■ Problem ■
Check each line of the listing below for the string "wachten", and copy the ones that have it.

■ Listing ■
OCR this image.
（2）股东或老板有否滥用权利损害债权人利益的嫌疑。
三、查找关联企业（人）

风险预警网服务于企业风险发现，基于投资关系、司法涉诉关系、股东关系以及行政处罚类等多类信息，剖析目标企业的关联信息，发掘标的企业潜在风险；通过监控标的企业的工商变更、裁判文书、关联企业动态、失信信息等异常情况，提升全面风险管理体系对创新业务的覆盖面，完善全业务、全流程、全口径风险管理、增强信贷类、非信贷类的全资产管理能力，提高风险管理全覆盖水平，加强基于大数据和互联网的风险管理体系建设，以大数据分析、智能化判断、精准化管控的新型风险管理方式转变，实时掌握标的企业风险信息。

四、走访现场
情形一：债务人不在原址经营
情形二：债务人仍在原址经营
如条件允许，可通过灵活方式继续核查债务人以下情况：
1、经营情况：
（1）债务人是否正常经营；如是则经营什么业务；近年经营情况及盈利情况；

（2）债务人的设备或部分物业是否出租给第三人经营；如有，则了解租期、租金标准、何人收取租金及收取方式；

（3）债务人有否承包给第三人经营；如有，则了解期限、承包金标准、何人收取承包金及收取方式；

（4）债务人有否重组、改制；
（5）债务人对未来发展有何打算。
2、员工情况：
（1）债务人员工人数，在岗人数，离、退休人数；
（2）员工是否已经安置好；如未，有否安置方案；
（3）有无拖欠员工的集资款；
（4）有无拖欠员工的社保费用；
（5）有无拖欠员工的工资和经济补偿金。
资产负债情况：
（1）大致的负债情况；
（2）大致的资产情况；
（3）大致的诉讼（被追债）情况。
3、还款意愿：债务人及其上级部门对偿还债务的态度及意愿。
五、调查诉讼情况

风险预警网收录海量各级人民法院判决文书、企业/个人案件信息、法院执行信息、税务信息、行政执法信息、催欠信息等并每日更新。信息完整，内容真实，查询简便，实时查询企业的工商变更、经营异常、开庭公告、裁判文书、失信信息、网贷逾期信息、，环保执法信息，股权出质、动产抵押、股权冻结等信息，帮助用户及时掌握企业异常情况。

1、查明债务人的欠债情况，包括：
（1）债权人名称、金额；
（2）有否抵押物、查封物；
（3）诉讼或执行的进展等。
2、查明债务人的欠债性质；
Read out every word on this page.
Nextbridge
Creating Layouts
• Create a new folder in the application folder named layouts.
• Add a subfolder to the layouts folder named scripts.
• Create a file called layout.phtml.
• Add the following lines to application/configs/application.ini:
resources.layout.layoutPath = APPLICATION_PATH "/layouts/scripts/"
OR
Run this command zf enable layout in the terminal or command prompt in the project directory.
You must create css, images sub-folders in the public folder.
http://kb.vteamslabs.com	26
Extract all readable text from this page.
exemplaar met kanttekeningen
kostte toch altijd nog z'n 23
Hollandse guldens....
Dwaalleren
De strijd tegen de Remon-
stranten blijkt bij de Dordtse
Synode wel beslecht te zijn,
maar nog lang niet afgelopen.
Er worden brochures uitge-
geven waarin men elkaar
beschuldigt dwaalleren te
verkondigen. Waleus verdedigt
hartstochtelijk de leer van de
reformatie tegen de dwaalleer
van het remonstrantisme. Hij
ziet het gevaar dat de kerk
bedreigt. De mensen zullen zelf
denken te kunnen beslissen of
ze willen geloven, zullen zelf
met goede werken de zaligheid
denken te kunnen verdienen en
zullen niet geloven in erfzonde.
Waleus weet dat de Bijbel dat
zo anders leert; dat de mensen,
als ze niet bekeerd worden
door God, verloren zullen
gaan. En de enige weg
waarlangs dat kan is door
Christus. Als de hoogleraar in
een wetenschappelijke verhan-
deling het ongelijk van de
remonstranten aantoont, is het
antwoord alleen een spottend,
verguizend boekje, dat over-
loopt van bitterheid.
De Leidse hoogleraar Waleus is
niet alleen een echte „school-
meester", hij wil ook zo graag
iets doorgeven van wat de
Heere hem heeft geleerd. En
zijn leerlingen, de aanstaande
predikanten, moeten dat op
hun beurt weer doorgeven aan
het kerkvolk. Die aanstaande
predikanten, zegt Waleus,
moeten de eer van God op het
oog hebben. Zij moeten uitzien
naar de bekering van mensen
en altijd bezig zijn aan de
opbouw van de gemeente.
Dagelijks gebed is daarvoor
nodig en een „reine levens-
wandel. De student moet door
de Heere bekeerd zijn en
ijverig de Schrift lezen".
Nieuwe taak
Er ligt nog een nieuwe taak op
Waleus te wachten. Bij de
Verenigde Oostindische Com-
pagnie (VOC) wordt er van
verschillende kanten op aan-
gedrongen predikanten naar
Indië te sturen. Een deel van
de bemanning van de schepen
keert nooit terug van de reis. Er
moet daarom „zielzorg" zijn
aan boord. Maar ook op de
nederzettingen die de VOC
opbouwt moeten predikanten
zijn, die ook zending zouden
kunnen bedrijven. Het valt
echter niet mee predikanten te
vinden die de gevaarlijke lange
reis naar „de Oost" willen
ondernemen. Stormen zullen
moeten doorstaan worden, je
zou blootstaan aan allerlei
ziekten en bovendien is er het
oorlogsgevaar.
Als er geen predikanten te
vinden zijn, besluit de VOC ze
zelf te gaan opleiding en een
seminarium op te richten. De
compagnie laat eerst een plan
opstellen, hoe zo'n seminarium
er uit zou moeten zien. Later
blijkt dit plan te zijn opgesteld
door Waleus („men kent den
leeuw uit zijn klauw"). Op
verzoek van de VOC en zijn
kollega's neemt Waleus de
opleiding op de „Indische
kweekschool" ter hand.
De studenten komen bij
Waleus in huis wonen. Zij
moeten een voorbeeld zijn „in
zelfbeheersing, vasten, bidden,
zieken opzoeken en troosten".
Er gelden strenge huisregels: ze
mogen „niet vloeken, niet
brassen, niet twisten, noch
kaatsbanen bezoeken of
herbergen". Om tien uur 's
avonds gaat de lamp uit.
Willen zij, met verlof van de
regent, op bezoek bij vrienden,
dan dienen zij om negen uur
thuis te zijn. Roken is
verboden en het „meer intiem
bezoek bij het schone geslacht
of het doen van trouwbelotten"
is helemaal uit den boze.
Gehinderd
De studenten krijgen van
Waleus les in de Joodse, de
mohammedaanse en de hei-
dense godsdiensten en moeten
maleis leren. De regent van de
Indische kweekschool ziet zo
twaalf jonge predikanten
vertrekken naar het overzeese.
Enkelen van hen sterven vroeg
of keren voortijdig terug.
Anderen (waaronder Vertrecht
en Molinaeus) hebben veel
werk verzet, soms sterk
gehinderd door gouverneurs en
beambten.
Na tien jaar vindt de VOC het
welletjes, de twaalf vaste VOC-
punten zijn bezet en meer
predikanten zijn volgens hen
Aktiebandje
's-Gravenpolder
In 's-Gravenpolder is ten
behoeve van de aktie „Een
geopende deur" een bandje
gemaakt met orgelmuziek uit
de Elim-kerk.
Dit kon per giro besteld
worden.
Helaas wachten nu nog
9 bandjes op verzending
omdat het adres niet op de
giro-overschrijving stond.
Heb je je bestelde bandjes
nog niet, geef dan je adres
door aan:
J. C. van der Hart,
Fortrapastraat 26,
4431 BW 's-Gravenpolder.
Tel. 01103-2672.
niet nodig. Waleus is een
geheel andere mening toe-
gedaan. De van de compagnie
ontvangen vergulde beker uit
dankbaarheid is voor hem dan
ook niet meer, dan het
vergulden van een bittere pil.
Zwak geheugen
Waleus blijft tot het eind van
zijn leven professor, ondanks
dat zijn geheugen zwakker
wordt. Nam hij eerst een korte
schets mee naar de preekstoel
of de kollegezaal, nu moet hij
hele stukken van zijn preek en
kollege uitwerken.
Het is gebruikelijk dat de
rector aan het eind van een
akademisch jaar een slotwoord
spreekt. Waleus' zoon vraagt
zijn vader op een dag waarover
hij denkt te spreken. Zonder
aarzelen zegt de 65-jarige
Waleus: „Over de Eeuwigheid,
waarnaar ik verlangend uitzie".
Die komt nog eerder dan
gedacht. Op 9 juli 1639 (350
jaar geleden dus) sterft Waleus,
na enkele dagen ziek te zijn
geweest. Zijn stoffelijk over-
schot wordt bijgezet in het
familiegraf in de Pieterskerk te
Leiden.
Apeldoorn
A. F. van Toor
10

■ Written solution ■
Waleus te wachten. Bij de
Helaas wachten nu nog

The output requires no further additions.